**Given problem:** Make an exact copy of all the material below, apart from the pictures.

───── Records for the exercise

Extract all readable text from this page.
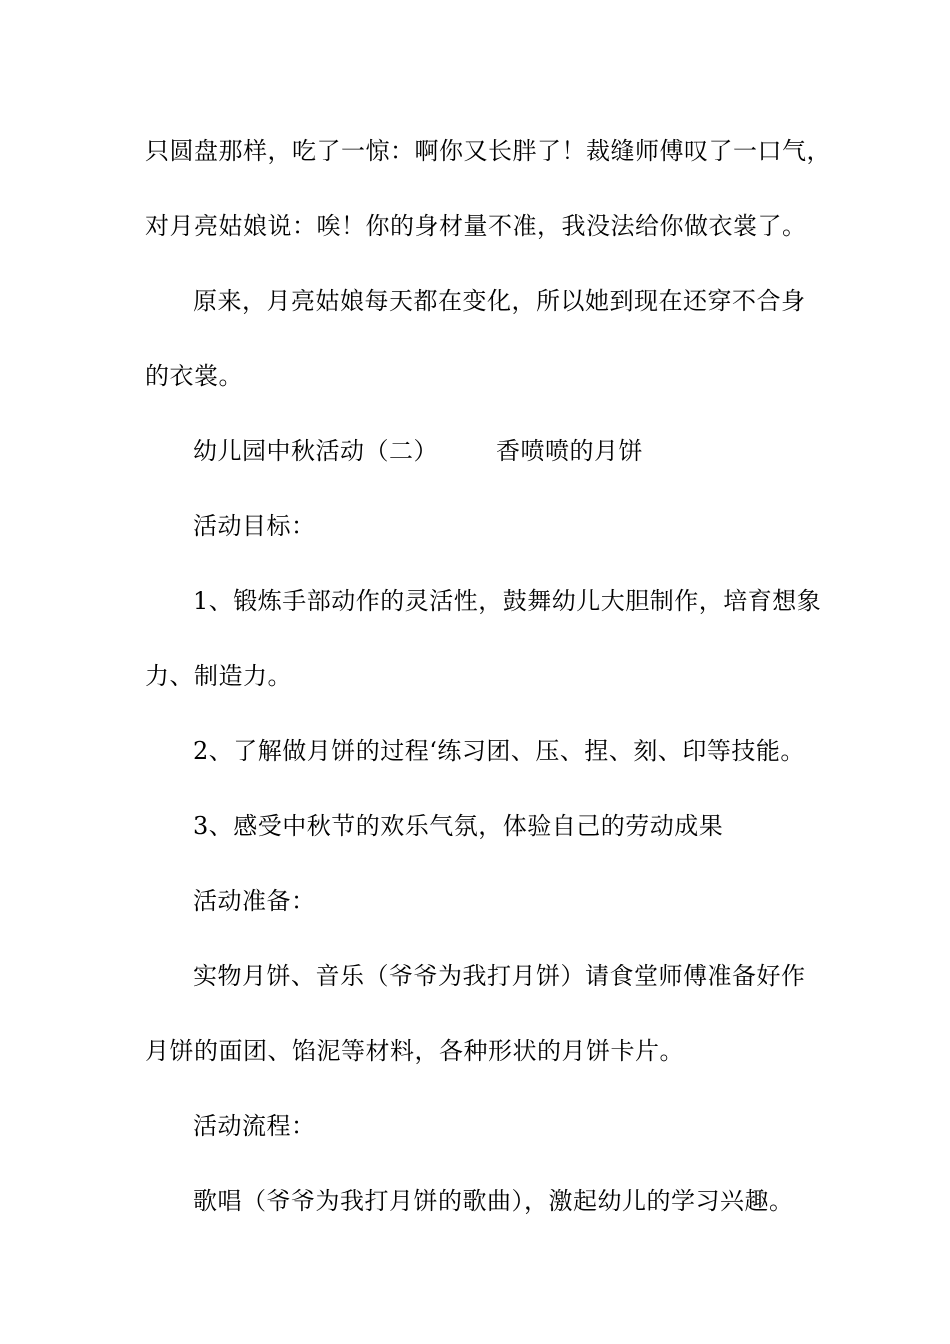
只圆盘那样，吃了一惊：啊你又长胖了！裁缝师傅叹了一口气，
对月亮姑娘说：唉！你的身材量不准，我没法给你做衣裳了。
原来，月亮姑娘每天都在变化，所以她到现在还穿不合身
的衣裳。
幼儿园中秋活动（二） 香喷喷的月饼
活动目标：
1、锻炼手部动作的灵活性，鼓舞幼儿大胆制作，培育想象
力、制造力。
2、了解做月饼的过程‘练习团、压、捏、刻、印等技能。
3、感受中秋节的欢乐气氛，体验自己的劳动成果
活动准备：
实物月饼、音乐（爷爷为我打月饼）请食堂师傅准备好作
月饼的面团、馅泥等材料，各种形状的月饼卡片。
活动流程：
歌唱（爷爷为我打月饼的歌曲），激起幼儿的学习兴趣。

──────────

**Exercise output:**
Extract all readable text from this page.
只圆盘那样，吃了一惊：啊你又长胖了！裁缝师傅叹了一口气，
对月亮姑娘说：唉！你的身材量不准，我没法给你做衣裳了。
原来，月亮姑娘每天都在变化，所以她到现在还穿不合身
的衣裳。
幼儿园中秋活动（二） 香喷喷的月饼
活动目标：
1、锻炼手部动作的灵活性，鼓舞幼儿大胆制作，培育想象
力、制造力。
2、了解做月饼的过程‘练习团、压、捏、刻、印等技能。
3、感受中秋节的欢乐气氛，体验自己的劳动成果
活动准备：
实物月饼、音乐（爷爷为我打月饼）请食堂师傅准备好作
月饼的面团、馅泥等材料，各种形状的月饼卡片。
活动流程：
歌唱（爷爷为我打月饼的歌曲），激起幼儿的学习兴趣。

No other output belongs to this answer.